The exercise ::
Return the material word for word. Do not include pictures.

Exercise inputs ::
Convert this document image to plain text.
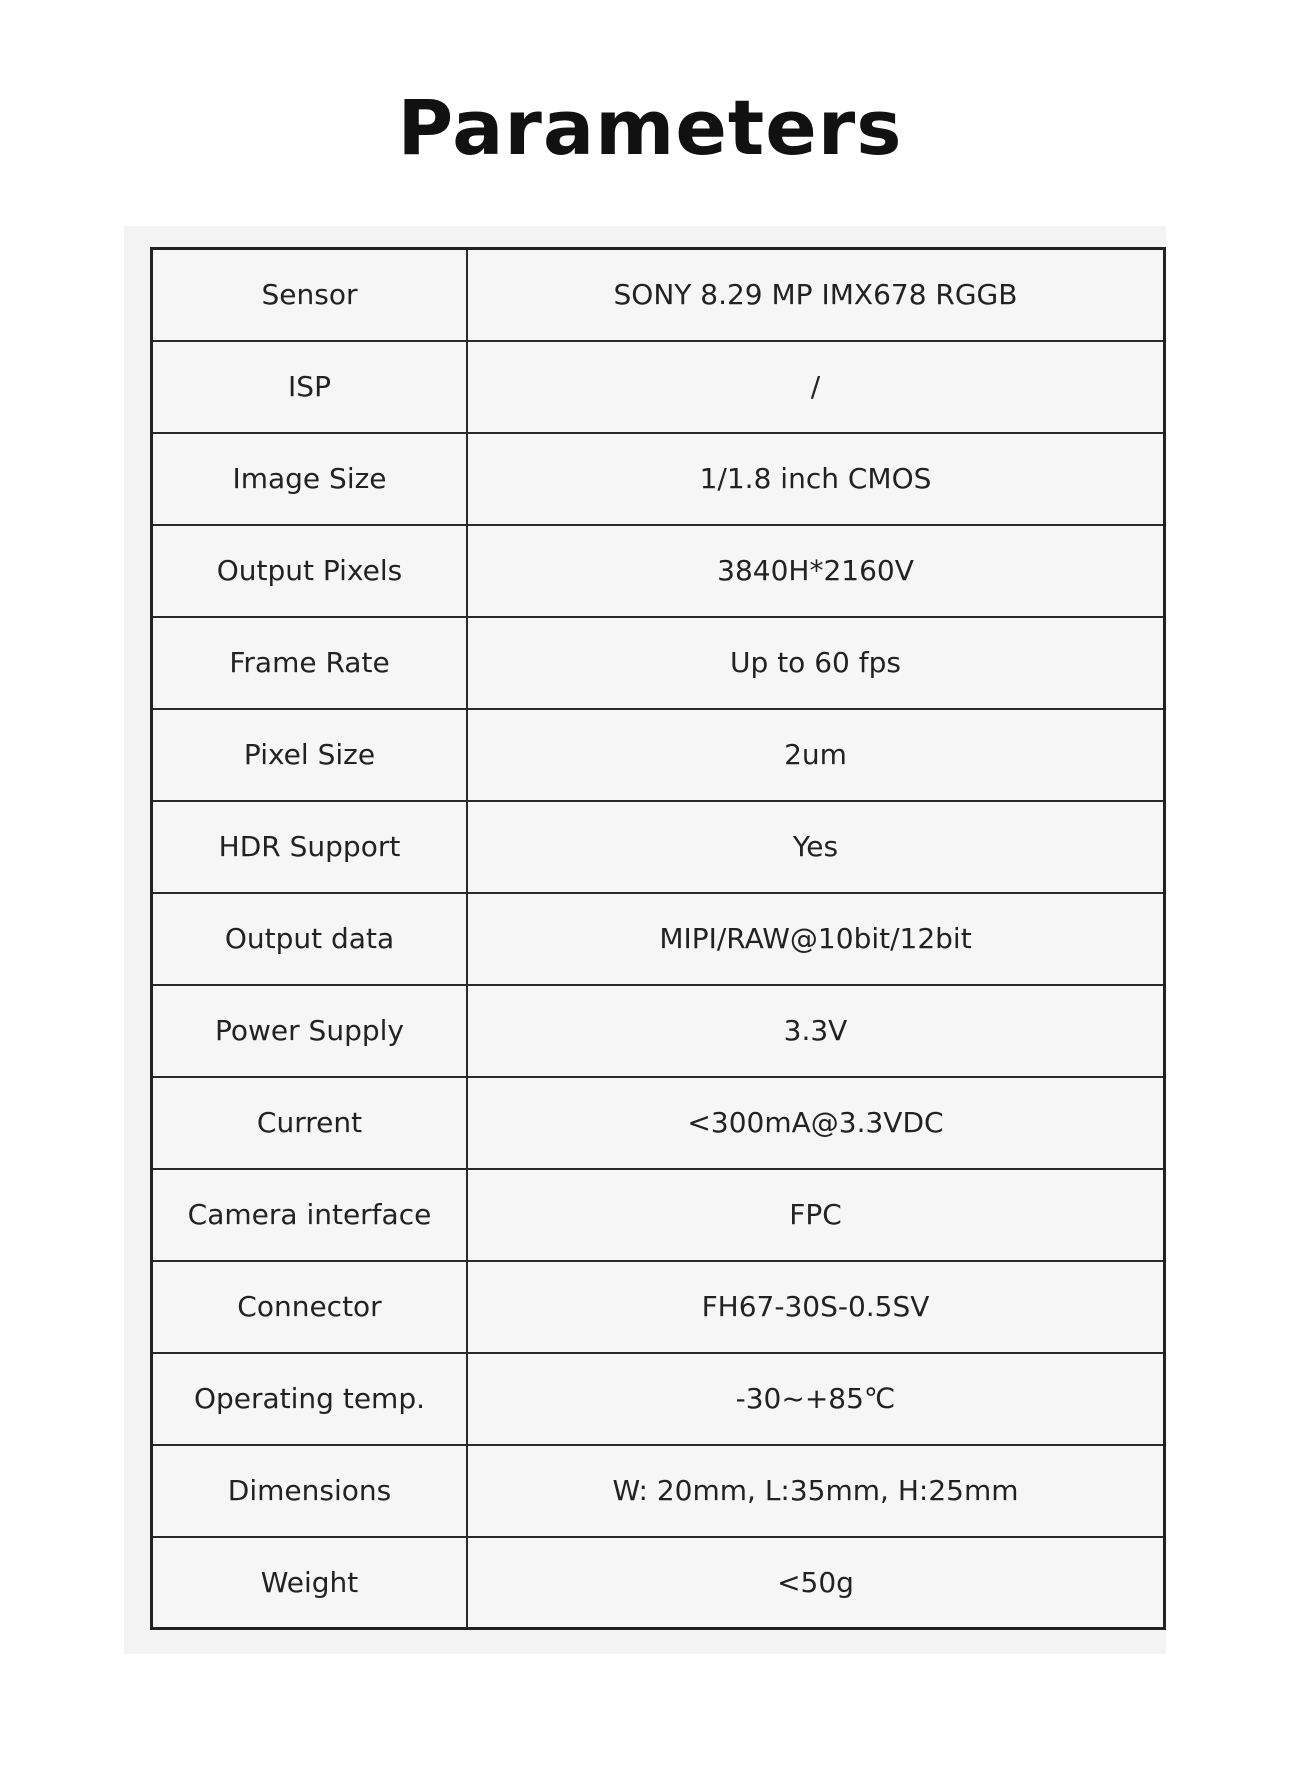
Parameters
Sensor	SONY 8.29 MP IMX678 RGGB
ISP	/
Image Size	1/1.8 inch CMOS
Output Pixels	3840H*2160V
Frame Rate	Up to 60 fps
Pixel Size	2um
HDR Support	Yes
Output data	MIPI/RAW@10bit/12bit
Power Supply	3.3V
Current	<300mA@3.3VDC
Camera interface	FPC
Connector	FH67-30S-0.5SV
Operating temp.	-30~+85℃
Dimensions	W: 20mm, L:35mm, H:25mm
Weight	<50g
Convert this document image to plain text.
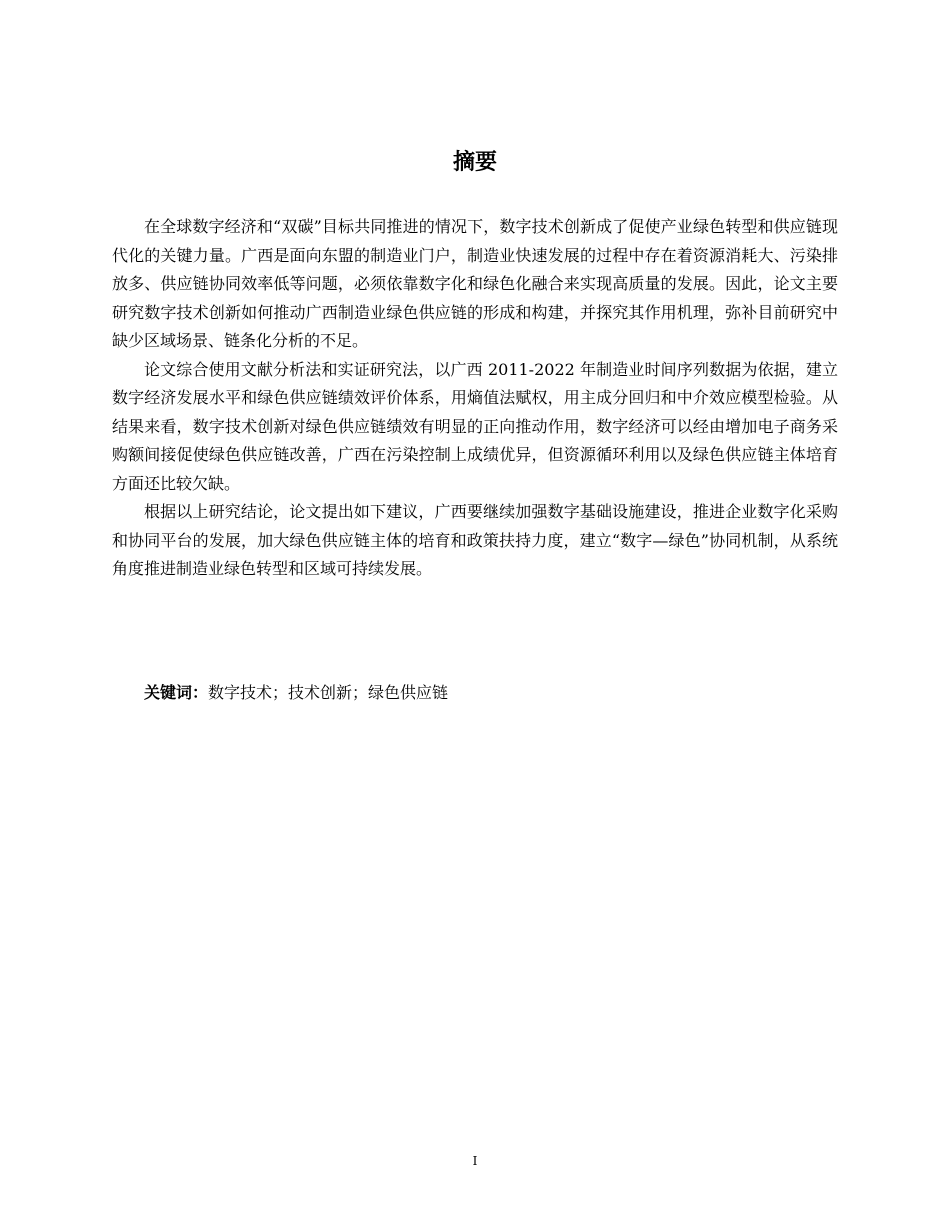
摘要

在全球数字经济和“双碳”目标共同推进的情况下，数字技术创新成了促使产业绿色转型和供应链现代化的关键力量。广西是面向东盟的制造业门户，制造业快速发展的过程中存在着资源消耗大、污染排放多、供应链协同效率低等问题，必须依靠数字化和绿色化融合来实现高质量的发展。因此，论文主要研究数字技术创新如何推动广西制造业绿色供应链的形成和构建，并探究其作用机理，弥补目前研究中缺少区域场景、链条化分析的不足。

论文综合使用文献分析法和实证研究法，以广西 2011-2022 年制造业时间序列数据为依据，建立数字经济发展水平和绿色供应链绩效评价体系，用熵值法赋权，用主成分回归和中介效应模型检验。从结果来看，数字技术创新对绿色供应链绩效有明显的正向推动作用，数字经济可以经由增加电子商务采购额间接促使绿色供应链改善，广西在污染控制上成绩优异，但资源循环利用以及绿色供应链主体培育方面还比较欠缺。

根据以上研究结论，论文提出如下建议，广西要继续加强数字基础设施建设，推进企业数字化采购和协同平台的发展，加大绿色供应链主体的培育和政策扶持力度，建立“数字—绿色”协同机制，从系统角度推进制造业绿色转型和区域可持续发展。

关键词：数字技术；技术创新；绿色供应链

I
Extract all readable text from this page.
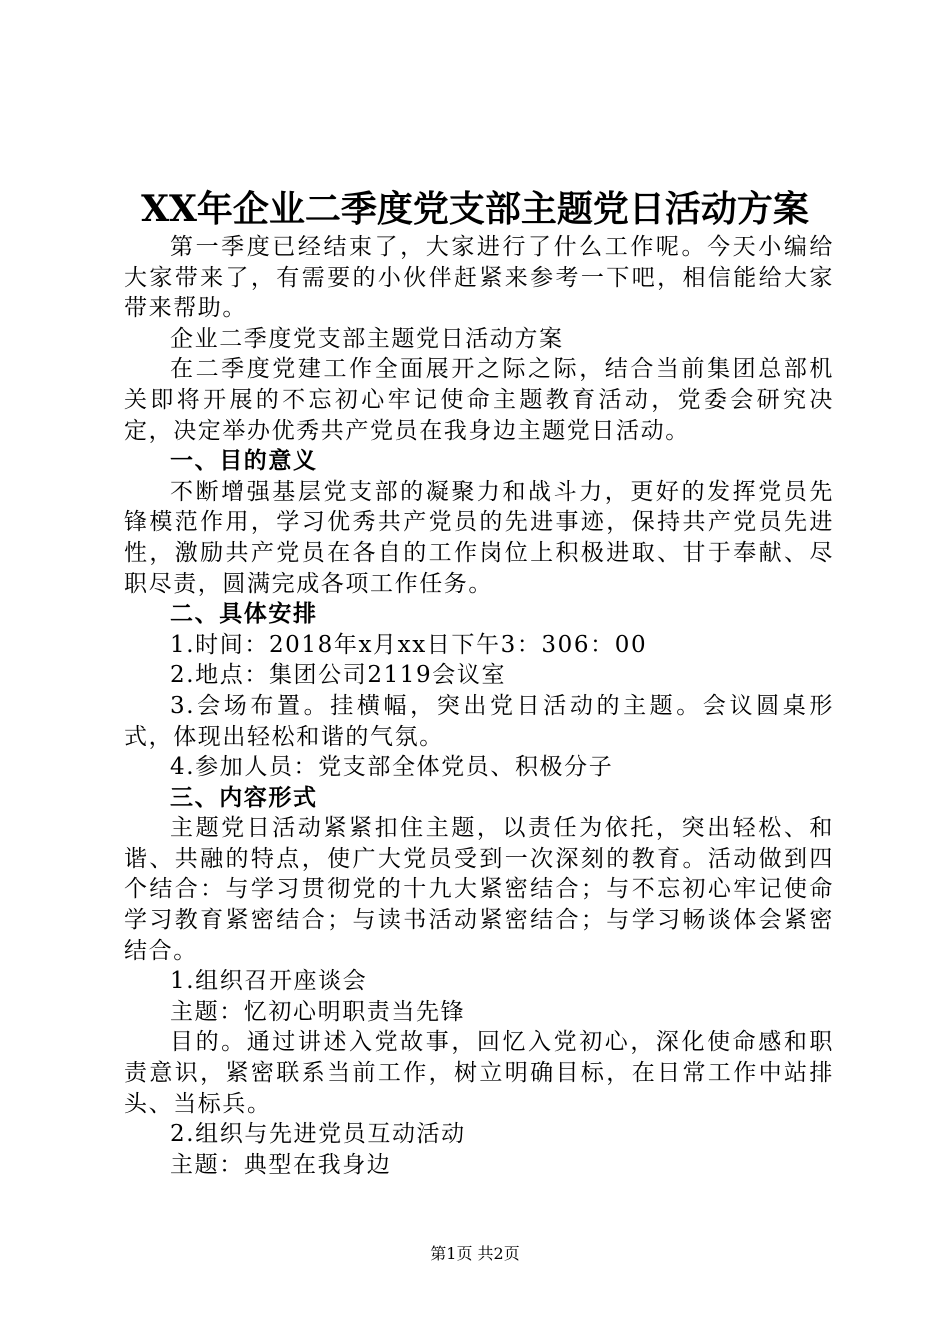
XX年企业二季度党支部主题党日活动方案

第一季度已经结束了，大家进行了什么工作呢。今天小编给大家带来了，有需要的小伙伴赶紧来参考一下吧，相信能给大家带来帮助。

企业二季度党支部主题党日活动方案

在二季度党建工作全面展开之际之际，结合当前集团总部机关即将开展的不忘初心牢记使命主题教育活动，党委会研究决定，决定举办优秀共产党员在我身边主题党日活动。

一、目的意义

不断增强基层党支部的凝聚力和战斗力，更好的发挥党员先锋模范作用，学习优秀共产党员的先进事迹，保持共产党员先进性，激励共产党员在各自的工作岗位上积极进取、甘于奉献、尽职尽责，圆满完成各项工作任务。

二、具体安排

1.时间：2018年x月xx日下午3：306：00

2.地点：集团公司2119会议室

3.会场布置。挂横幅，突出党日活动的主题。会议圆桌形式，体现出轻松和谐的气氛。

4.参加人员：党支部全体党员、积极分子

三、内容形式

主题党日活动紧紧扣住主题，以责任为依托，突出轻松、和谐、共融的特点，使广大党员受到一次深刻的教育。活动做到四个结合：与学习贯彻党的十九大紧密结合；与不忘初心牢记使命学习教育紧密结合；与读书活动紧密结合；与学习畅谈体会紧密结合。

1.组织召开座谈会

主题：忆初心明职责当先锋

目的。通过讲述入党故事，回忆入党初心，深化使命感和职责意识，紧密联系当前工作，树立明确目标，在日常工作中站排头、当标兵。

2.组织与先进党员互动活动

主题：典型在我身边

第1页 共2页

Solution to the exercise ::
Convert this document image to plain text.
Parameters
Sensor	SONY 8.29 MP IMX678 RGGB
ISP	/
Image Size	1/1.8 inch CMOS
Output Pixels	3840H*2160V
Frame Rate	Up to 60 fps
Pixel Size	2um
HDR Support	Yes
Output data	MIPI/RAW@10bit/12bit
Power Supply	3.3V
Current	<300mA@3.3VDC
Camera interface	FPC
Connector	FH67-30S-0.5SV
Operating temp.	-30~+85℃
Dimensions	W: 20mm, L:35mm, H:25mm
Weight	<50g
Convert this document image to plain text.
摘要

在全球数字经济和“双碳”目标共同推进的情况下，数字技术创新成了促使产业绿色转型和供应链现代化的关键力量。广西是面向东盟的制造业门户，制造业快速发展的过程中存在着资源消耗大、污染排放多、供应链协同效率低等问题，必须依靠数字化和绿色化融合来实现高质量的发展。因此，论文主要研究数字技术创新如何推动广西制造业绿色供应链的形成和构建，并探究其作用机理，弥补目前研究中缺少区域场景、链条化分析的不足。

论文综合使用文献分析法和实证研究法，以广西 2011-2022 年制造业时间序列数据为依据，建立数字经济发展水平和绿色供应链绩效评价体系，用熵值法赋权，用主成分回归和中介效应模型检验。从结果来看，数字技术创新对绿色供应链绩效有明显的正向推动作用，数字经济可以经由增加电子商务采购额间接促使绿色供应链改善，广西在污染控制上成绩优异，但资源循环利用以及绿色供应链主体培育方面还比较欠缺。

根据以上研究结论，论文提出如下建议，广西要继续加强数字基础设施建设，推进企业数字化采购和协同平台的发展，加大绿色供应链主体的培育和政策扶持力度，建立“数字—绿色”协同机制，从系统角度推进制造业绿色转型和区域可持续发展。

关键词：数字技术；技术创新；绿色供应链

I
Extract all readable text from this page.
XX年企业二季度党支部主题党日活动方案

第一季度已经结束了，大家进行了什么工作呢。今天小编给大家带来了，有需要的小伙伴赶紧来参考一下吧，相信能给大家带来帮助。

企业二季度党支部主题党日活动方案

在二季度党建工作全面展开之际之际，结合当前集团总部机关即将开展的不忘初心牢记使命主题教育活动，党委会研究决定，决定举办优秀共产党员在我身边主题党日活动。

一、目的意义

不断增强基层党支部的凝聚力和战斗力，更好的发挥党员先锋模范作用，学习优秀共产党员的先进事迹，保持共产党员先进性，激励共产党员在各自的工作岗位上积极进取、甘于奉献、尽职尽责，圆满完成各项工作任务。

二、具体安排

1.时间：2018年x月xx日下午3：306：00

2.地点：集团公司2119会议室

3.会场布置。挂横幅，突出党日活动的主题。会议圆桌形式，体现出轻松和谐的气氛。

4.参加人员：党支部全体党员、积极分子

三、内容形式

主题党日活动紧紧扣住主题，以责任为依托，突出轻松、和谐、共融的特点，使广大党员受到一次深刻的教育。活动做到四个结合：与学习贯彻党的十九大紧密结合；与不忘初心牢记使命学习教育紧密结合；与读书活动紧密结合；与学习畅谈体会紧密结合。

1.组织召开座谈会

主题：忆初心明职责当先锋

目的。通过讲述入党故事，回忆入党初心，深化使命感和职责意识，紧密联系当前工作，树立明确目标，在日常工作中站排头、当标兵。

2.组织与先进党员互动活动

主题：典型在我身边

第1页 共2页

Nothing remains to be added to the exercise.